**Given exercise**
Repeat the entries that follow verbatim, without any of their pictures.

..............................

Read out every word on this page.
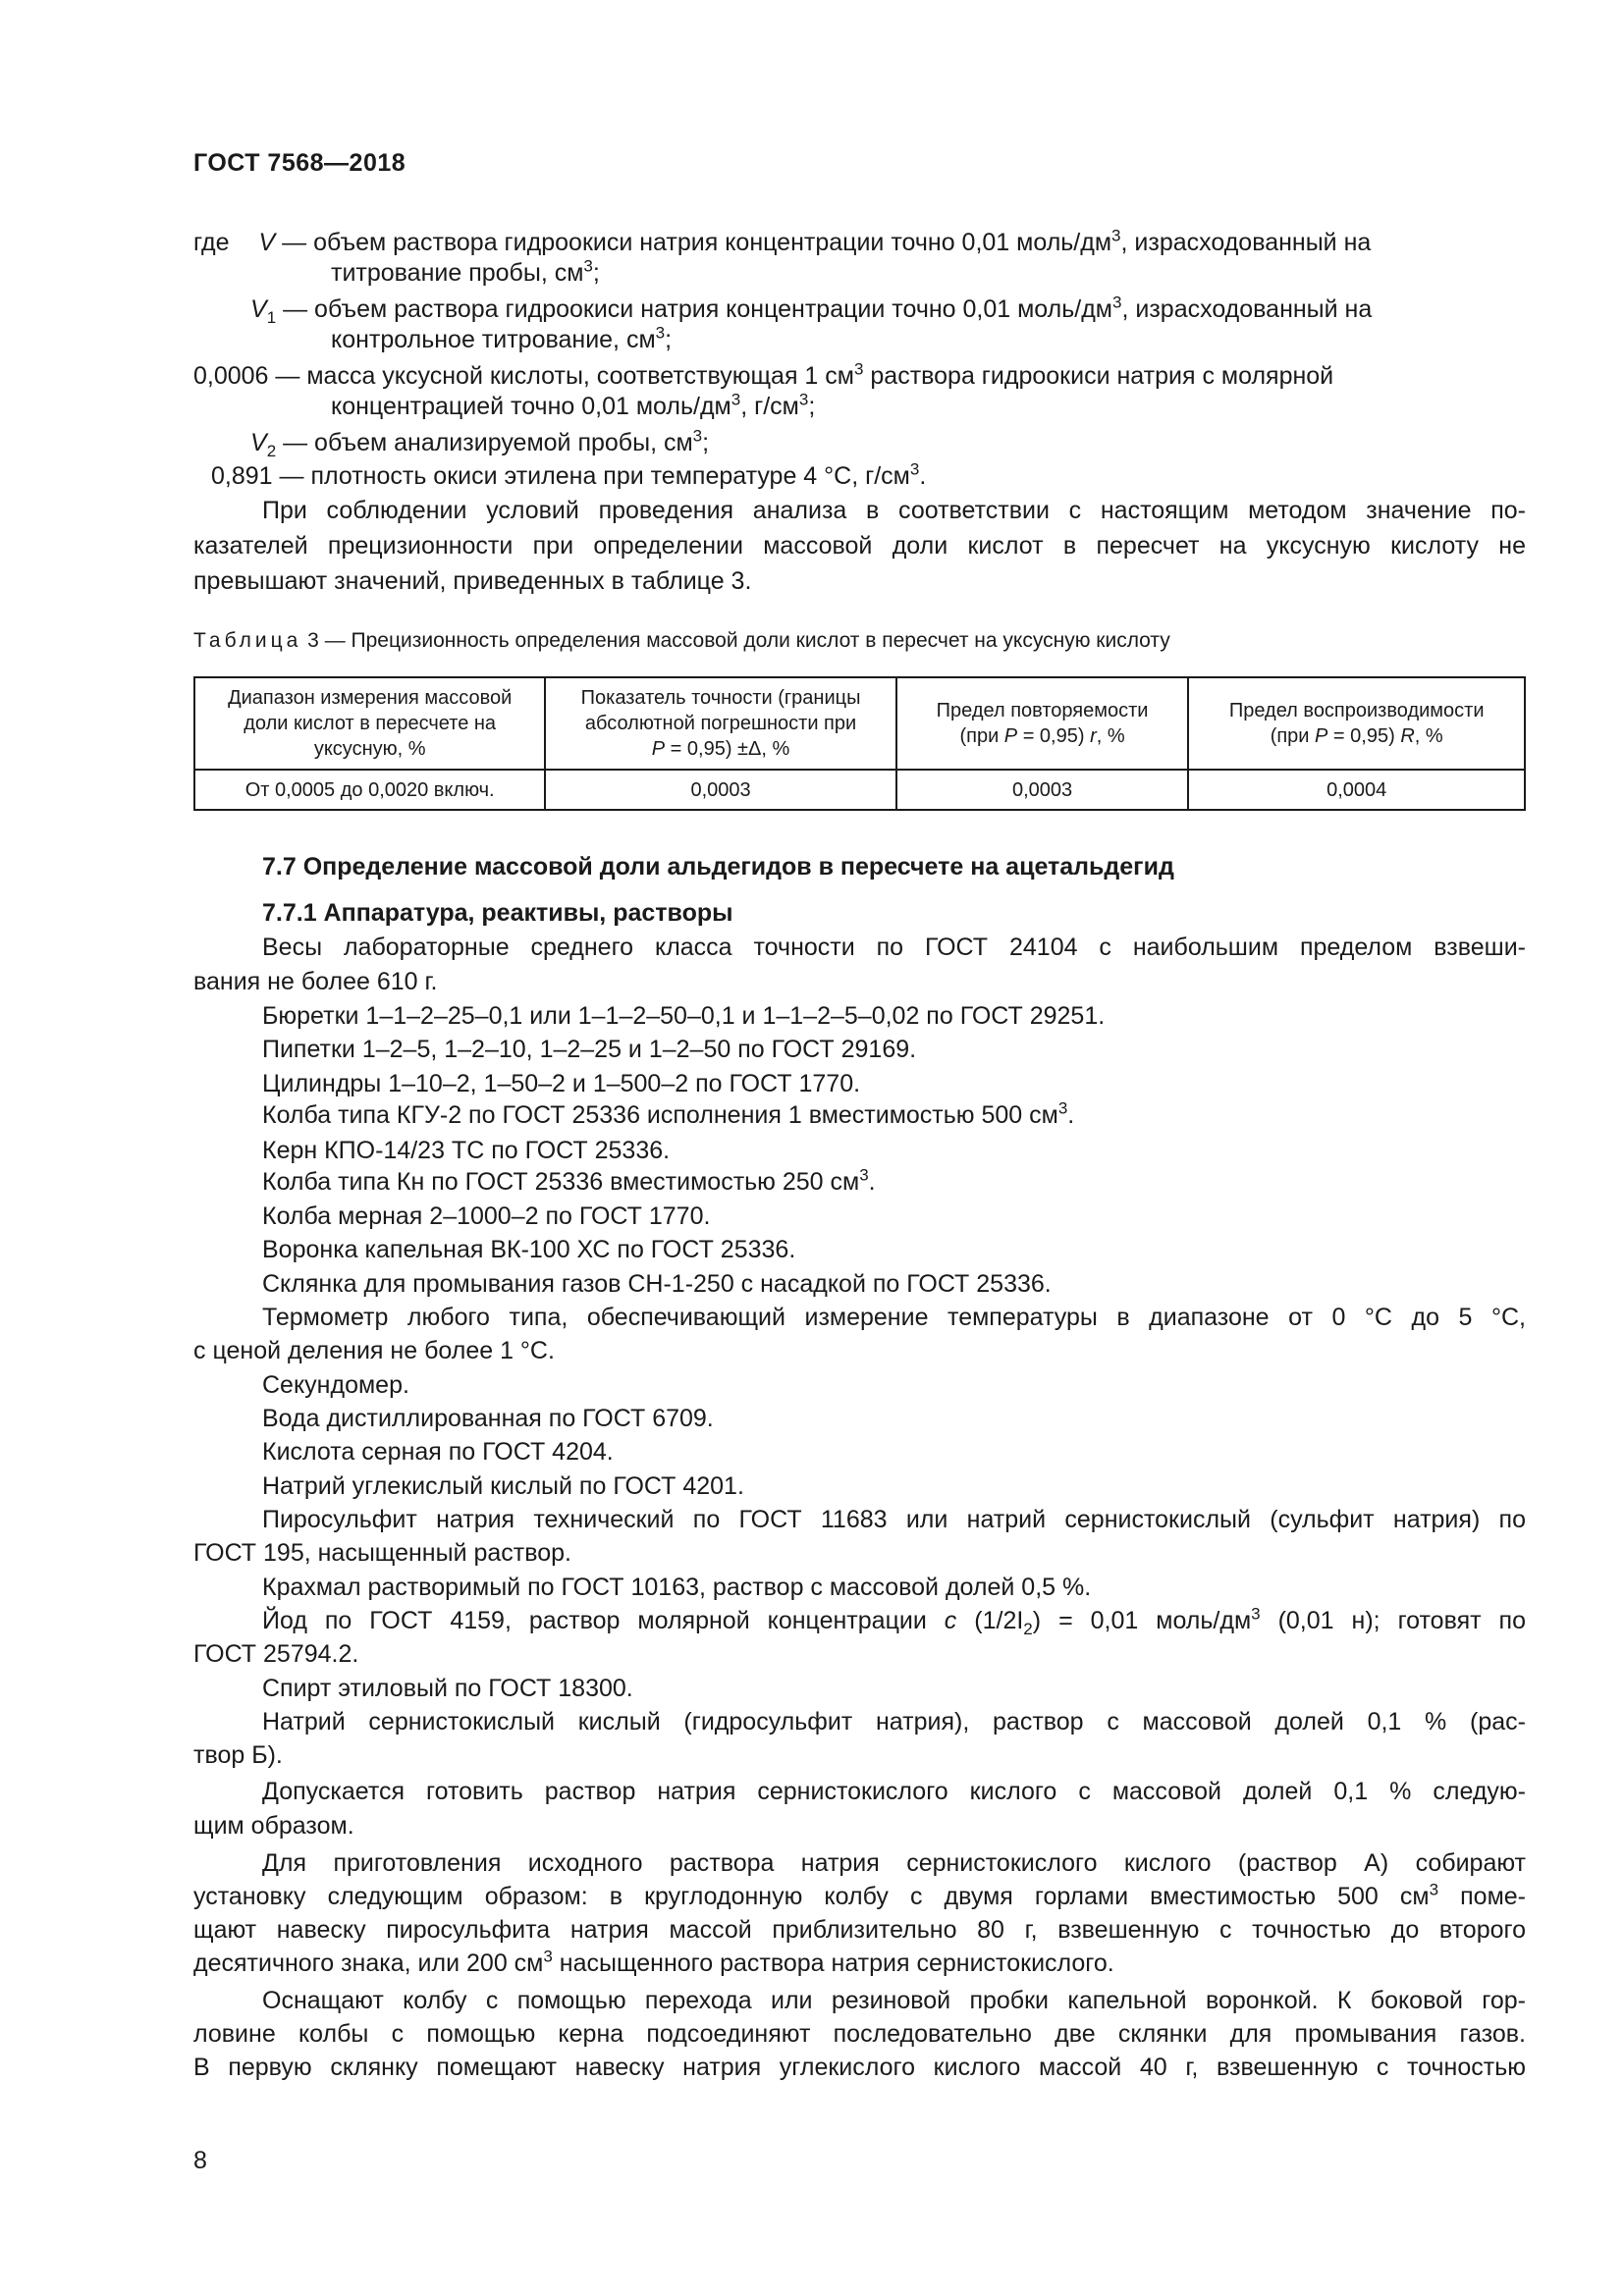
ГОСТ 7568—2018
где V — объем раствора гидроокиси натрия концентрации точно 0,01 моль/$дм^3$, израсходованный на
титрование пробы, $см^3$;
$V_1$ — объем раствора гидроокиси натрия концентрации точно 0,01 моль/$дм^3$, израсходованный на
контрольное титрование, $см^3$;
0,0006 — масса уксусной кислоты, соответствующая 1 $см^3$ раствора гидроокиси натрия с молярной
концентрацией точно 0,01 моль/$дм^3$, $г/см^3$;
$V_2$ — объем анализируемой пробы, $см^3$;
0,891 — плотность окиси этилена при температуре 4 °C, $г/см^3$.
При соблюдении условий проведения анализа в соответствии с настоящим методом значение по-
казателей прецизионности при определении массовой доли кислот в пересчет на уксусную кислоту не
превышают значений, приведенных в таблице 3.
Таблица 3 — Прецизионность определения массовой доли кислот в пересчет на уксусную кислоту
Диапазон измерения массовой
доли кислот в пересчете на
уксусную, %	Показатель точности (границы
абсолютной погрешности при
P = 0,95) ±Δ, %	Предел повторяемости
(при P = 0,95) r, %	Предел воспроизводимости
(при P = 0,95) R, %
От 0,0005 до 0,0020 включ.	0,0003	0,0003	0,0004
7.7 Определение массовой доли альдегидов в пересчете на ацетальдегид
7.7.1 Аппаратура, реактивы, растворы
Весы лабораторные среднего класса точности по ГОСТ 24104 с наибольшим пределом взвеши-
вания не более 610 г.
Бюретки 1–1–2–25–0,1 или 1–1–2–50–0,1 и 1–1–2–5–0,02 по ГОСТ 29251.
Пипетки 1–2–5, 1–2–10, 1–2–25 и 1–2–50 по ГОСТ 29169.
Цилиндры 1–10–2, 1–50–2 и 1–500–2 по ГОСТ 1770.
Колба типа КГУ-2 по ГОСТ 25336 исполнения 1 вместимостью 500 $см^3$.
Керн КПО-14/23 ТС по ГОСТ 25336.
Колба типа Кн по ГОСТ 25336 вместимостью 250 $см^3$.
Колба мерная 2–1000–2 по ГОСТ 1770.
Воронка капельная ВК-100 ХС по ГОСТ 25336.
Склянка для промывания газов СН-1-250 с насадкой по ГОСТ 25336.
Термометр любого типа, обеспечивающий измерение температуры в диапазоне от 0 °C до 5 °C,
с ценой деления не более 1 °C.
Секундомер.
Вода дистиллированная по ГОСТ 6709.
Кислота серная по ГОСТ 4204.
Натрий углекислый кислый по ГОСТ 4201.
Пиросульфит натрия технический по ГОСТ 11683 или натрий сернистокислый (сульфит натрия) по
ГОСТ 195, насыщенный раствор.
Крахмал растворимый по ГОСТ 10163, раствор с массовой долей 0,5 %.
Йод по ГОСТ 4159, раствор молярной концентрации c $(1/2I_2) = 0,01$ моль/$дм^3$ (0,01 н); готовят по
ГОСТ 25794.2.
Спирт этиловый по ГОСТ 18300.
Натрий сернистокислый кислый (гидросульфит натрия), раствор с массовой долей 0,1 % (рас-
твор Б).
Допускается готовить раствор натрия сернистокислого кислого с массовой долей 0,1 % следую-
щим образом.
Для приготовления исходного раствора натрия сернистокислого кислого (раствор А) собирают
установку следующим образом: в круглодонную колбу с двумя горлами вместимостью 500 $см^3$ поме-
щают навеску пиросульфита натрия массой приблизительно 80 г, взвешенную с точностью до второго
десятичного знака, или 200 $см^3$ насыщенного раствора натрия сернистокислого.
Оснащают колбу с помощью перехода или резиновой пробки капельной воронкой. К боковой гор-
ловине колбы с помощью керна подсоединяют последовательно две склянки для промывания газов.
В первую склянку помещают навеску натрия углекислого кислого массой 40 г, взвешенную с точностью
8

..............................

**Solution below**
Read out every word on this page.
ГОСТ 7568—2018
где V — объем раствора гидроокиси натрия концентрации точно 0,01 моль/$дм^3$, израсходованный на
титрование пробы, $см^3$;
$V_1$ — объем раствора гидроокиси натрия концентрации точно 0,01 моль/$дм^3$, израсходованный на
контрольное титрование, $см^3$;
0,0006 — масса уксусной кислоты, соответствующая 1 $см^3$ раствора гидроокиси натрия с молярной
концентрацией точно 0,01 моль/$дм^3$, $г/см^3$;
$V_2$ — объем анализируемой пробы, $см^3$;
0,891 — плотность окиси этилена при температуре 4 °C, $г/см^3$.
При соблюдении условий проведения анализа в соответствии с настоящим методом значение по-
казателей прецизионности при определении массовой доли кислот в пересчет на уксусную кислоту не
превышают значений, приведенных в таблице 3.
Таблица 3 — Прецизионность определения массовой доли кислот в пересчет на уксусную кислоту
Диапазон измерения массовой
доли кислот в пересчете на
уксусную, %	Показатель точности (границы
абсолютной погрешности при
P = 0,95) ±Δ, %	Предел повторяемости
(при P = 0,95) r, %	Предел воспроизводимости
(при P = 0,95) R, %
От 0,0005 до 0,0020 включ.	0,0003	0,0003	0,0004
7.7 Определение массовой доли альдегидов в пересчете на ацетальдегид
7.7.1 Аппаратура, реактивы, растворы
Весы лабораторные среднего класса точности по ГОСТ 24104 с наибольшим пределом взвеши-
вания не более 610 г.
Бюретки 1–1–2–25–0,1 или 1–1–2–50–0,1 и 1–1–2–5–0,02 по ГОСТ 29251.
Пипетки 1–2–5, 1–2–10, 1–2–25 и 1–2–50 по ГОСТ 29169.
Цилиндры 1–10–2, 1–50–2 и 1–500–2 по ГОСТ 1770.
Колба типа КГУ-2 по ГОСТ 25336 исполнения 1 вместимостью 500 $см^3$.
Керн КПО-14/23 ТС по ГОСТ 25336.
Колба типа Кн по ГОСТ 25336 вместимостью 250 $см^3$.
Колба мерная 2–1000–2 по ГОСТ 1770.
Воронка капельная ВК-100 ХС по ГОСТ 25336.
Склянка для промывания газов СН-1-250 с насадкой по ГОСТ 25336.
Термометр любого типа, обеспечивающий измерение температуры в диапазоне от 0 °C до 5 °C,
с ценой деления не более 1 °C.
Секундомер.
Вода дистиллированная по ГОСТ 6709.
Кислота серная по ГОСТ 4204.
Натрий углекислый кислый по ГОСТ 4201.
Пиросульфит натрия технический по ГОСТ 11683 или натрий сернистокислый (сульфит натрия) по
ГОСТ 195, насыщенный раствор.
Крахмал растворимый по ГОСТ 10163, раствор с массовой долей 0,5 %.
Йод по ГОСТ 4159, раствор молярной концентрации c $(1/2I_2) = 0,01$ моль/$дм^3$ (0,01 н); готовят по
ГОСТ 25794.2.
Спирт этиловый по ГОСТ 18300.
Натрий сернистокислый кислый (гидросульфит натрия), раствор с массовой долей 0,1 % (рас-
твор Б).
Допускается готовить раствор натрия сернистокислого кислого с массовой долей 0,1 % следую-
щим образом.
Для приготовления исходного раствора натрия сернистокислого кислого (раствор А) собирают
установку следующим образом: в круглодонную колбу с двумя горлами вместимостью 500 $см^3$ поме-
щают навеску пиросульфита натрия массой приблизительно 80 г, взвешенную с точностью до второго
десятичного знака, или 200 $см^3$ насыщенного раствора натрия сернистокислого.
Оснащают колбу с помощью перехода или резиновой пробки капельной воронкой. К боковой гор-
ловине колбы с помощью керна подсоединяют последовательно две склянки для промывания газов.
В первую склянку помещают навеску натрия углекислого кислого массой 40 г, взвешенную с точностью
8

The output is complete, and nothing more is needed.